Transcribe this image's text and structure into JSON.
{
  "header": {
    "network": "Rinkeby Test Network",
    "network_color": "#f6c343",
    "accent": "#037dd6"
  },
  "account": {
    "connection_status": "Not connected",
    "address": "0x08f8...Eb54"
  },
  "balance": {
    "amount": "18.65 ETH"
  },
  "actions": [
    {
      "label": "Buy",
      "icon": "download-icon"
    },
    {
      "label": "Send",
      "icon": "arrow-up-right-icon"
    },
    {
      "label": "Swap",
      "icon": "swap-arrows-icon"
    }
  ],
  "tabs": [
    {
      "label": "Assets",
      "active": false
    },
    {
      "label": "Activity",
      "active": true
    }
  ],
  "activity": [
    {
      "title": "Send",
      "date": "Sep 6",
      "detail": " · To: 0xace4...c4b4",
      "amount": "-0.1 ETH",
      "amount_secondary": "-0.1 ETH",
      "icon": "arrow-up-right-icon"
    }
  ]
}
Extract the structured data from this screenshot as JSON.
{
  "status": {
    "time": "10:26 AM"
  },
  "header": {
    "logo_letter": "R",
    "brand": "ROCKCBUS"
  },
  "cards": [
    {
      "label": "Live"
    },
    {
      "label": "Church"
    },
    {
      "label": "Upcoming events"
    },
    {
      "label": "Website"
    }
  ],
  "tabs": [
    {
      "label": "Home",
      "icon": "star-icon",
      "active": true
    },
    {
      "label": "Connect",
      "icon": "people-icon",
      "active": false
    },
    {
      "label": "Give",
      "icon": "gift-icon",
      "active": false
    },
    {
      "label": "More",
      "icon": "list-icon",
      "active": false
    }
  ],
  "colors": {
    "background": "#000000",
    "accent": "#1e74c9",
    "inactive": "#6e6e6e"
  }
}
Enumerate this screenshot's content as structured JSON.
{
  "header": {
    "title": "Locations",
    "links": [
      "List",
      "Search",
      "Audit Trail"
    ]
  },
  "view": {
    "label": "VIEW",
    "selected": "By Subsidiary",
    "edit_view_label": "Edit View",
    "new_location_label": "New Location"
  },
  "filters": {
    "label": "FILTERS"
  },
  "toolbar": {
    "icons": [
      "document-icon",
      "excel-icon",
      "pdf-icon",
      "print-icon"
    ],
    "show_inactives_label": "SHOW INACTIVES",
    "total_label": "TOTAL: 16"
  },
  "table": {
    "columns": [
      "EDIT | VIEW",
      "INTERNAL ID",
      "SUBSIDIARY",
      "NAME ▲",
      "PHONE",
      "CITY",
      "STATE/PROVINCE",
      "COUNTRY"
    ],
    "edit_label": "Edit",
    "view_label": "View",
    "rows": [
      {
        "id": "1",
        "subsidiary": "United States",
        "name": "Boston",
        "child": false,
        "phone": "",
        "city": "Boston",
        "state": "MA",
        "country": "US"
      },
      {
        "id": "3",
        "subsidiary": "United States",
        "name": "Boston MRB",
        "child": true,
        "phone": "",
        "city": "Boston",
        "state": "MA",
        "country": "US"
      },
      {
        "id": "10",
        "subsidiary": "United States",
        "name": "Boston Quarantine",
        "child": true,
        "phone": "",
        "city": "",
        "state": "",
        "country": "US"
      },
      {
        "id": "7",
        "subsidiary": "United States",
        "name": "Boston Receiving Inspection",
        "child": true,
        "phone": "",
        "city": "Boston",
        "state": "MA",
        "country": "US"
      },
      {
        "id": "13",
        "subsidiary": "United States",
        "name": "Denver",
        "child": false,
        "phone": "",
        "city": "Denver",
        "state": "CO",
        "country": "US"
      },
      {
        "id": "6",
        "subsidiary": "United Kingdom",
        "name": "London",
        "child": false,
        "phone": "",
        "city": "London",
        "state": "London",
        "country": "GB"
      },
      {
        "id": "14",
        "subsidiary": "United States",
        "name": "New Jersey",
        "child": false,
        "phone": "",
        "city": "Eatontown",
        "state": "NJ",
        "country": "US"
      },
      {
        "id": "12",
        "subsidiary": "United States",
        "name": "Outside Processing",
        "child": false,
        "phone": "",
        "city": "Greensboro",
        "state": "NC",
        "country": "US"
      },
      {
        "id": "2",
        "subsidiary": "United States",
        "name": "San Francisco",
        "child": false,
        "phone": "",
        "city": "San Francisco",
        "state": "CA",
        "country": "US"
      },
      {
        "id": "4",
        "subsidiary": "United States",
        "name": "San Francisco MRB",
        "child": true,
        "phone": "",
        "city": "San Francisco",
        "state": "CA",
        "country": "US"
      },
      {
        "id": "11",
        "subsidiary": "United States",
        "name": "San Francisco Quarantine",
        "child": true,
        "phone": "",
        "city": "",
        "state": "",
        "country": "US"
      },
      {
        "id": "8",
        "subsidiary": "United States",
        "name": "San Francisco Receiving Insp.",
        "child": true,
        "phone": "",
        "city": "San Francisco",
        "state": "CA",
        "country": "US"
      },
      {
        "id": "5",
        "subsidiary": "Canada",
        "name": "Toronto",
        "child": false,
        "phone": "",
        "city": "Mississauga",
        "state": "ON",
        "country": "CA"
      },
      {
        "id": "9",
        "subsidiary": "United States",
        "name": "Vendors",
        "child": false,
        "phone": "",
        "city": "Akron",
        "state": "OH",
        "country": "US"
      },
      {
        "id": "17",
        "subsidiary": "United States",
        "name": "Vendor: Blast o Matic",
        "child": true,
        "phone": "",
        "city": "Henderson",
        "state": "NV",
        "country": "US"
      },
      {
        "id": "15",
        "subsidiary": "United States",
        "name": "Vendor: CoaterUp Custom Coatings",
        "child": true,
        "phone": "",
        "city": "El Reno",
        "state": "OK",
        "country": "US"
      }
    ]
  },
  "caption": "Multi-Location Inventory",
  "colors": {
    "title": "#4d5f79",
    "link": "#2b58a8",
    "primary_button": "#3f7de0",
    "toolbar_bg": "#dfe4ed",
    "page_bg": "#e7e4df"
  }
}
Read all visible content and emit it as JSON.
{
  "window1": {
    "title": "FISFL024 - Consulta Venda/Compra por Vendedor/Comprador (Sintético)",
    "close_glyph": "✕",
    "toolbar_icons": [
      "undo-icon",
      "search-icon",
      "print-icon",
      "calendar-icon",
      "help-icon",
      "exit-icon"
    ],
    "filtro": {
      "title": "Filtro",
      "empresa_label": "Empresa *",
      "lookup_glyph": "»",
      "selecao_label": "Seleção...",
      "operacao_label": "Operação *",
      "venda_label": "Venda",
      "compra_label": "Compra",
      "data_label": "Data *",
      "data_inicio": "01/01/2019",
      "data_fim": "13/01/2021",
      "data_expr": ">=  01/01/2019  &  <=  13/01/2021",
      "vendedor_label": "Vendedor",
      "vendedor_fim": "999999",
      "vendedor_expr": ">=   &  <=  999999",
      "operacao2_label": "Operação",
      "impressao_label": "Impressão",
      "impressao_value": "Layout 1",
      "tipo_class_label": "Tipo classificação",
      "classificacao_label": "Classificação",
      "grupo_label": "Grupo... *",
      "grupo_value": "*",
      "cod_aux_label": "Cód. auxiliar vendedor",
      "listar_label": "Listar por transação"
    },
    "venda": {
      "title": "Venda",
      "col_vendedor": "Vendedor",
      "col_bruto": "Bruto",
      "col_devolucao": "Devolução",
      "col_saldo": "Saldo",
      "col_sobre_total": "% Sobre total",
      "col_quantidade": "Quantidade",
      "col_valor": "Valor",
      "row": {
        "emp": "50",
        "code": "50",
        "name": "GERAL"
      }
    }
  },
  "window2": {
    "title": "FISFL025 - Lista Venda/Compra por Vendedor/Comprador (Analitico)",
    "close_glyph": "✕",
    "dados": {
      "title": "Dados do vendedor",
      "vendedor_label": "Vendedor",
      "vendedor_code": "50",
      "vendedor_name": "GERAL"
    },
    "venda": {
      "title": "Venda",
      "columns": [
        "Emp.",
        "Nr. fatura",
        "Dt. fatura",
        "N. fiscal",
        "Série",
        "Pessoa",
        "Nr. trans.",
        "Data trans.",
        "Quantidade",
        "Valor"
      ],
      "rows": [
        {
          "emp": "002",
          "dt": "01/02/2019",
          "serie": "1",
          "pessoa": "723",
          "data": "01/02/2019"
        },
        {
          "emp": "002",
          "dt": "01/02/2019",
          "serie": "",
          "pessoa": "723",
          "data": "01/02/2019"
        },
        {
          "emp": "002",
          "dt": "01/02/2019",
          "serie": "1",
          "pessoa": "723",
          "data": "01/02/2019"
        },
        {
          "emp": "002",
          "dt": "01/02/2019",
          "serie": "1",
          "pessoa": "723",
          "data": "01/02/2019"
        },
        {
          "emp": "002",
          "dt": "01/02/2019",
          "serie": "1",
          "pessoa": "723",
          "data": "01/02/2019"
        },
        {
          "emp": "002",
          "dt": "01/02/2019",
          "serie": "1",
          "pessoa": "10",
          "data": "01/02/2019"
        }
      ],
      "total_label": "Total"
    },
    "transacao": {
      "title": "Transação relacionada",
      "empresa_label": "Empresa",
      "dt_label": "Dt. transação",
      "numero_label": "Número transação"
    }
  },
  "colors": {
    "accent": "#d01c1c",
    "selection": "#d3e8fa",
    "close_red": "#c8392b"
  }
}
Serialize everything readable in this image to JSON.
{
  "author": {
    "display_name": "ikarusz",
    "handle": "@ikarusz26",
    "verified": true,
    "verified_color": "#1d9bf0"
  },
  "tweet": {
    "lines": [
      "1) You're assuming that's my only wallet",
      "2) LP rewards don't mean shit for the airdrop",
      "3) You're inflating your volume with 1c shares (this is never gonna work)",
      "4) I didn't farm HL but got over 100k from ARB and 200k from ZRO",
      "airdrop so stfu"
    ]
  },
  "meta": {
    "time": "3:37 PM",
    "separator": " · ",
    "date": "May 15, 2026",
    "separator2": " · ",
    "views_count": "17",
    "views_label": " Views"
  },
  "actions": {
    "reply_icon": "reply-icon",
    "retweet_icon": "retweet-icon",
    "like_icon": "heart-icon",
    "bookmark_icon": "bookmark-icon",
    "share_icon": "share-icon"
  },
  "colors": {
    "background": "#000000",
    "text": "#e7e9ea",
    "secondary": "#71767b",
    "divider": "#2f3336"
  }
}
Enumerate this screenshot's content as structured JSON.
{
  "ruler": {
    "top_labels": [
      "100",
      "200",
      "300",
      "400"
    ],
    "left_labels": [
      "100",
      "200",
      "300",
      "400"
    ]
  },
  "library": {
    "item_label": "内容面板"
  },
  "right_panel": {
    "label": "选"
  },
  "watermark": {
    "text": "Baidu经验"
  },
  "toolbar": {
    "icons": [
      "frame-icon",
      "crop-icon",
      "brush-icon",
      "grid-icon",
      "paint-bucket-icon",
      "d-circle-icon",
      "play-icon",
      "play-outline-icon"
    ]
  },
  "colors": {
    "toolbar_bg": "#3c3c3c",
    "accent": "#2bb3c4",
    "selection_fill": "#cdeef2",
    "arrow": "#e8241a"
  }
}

┄┄┄┄┄┄

**WHAT YOU HAVE TO DO**
From the data above, count the lines where "Empresa" occurs and give that figure and nothing else.

**THE REPLY**
2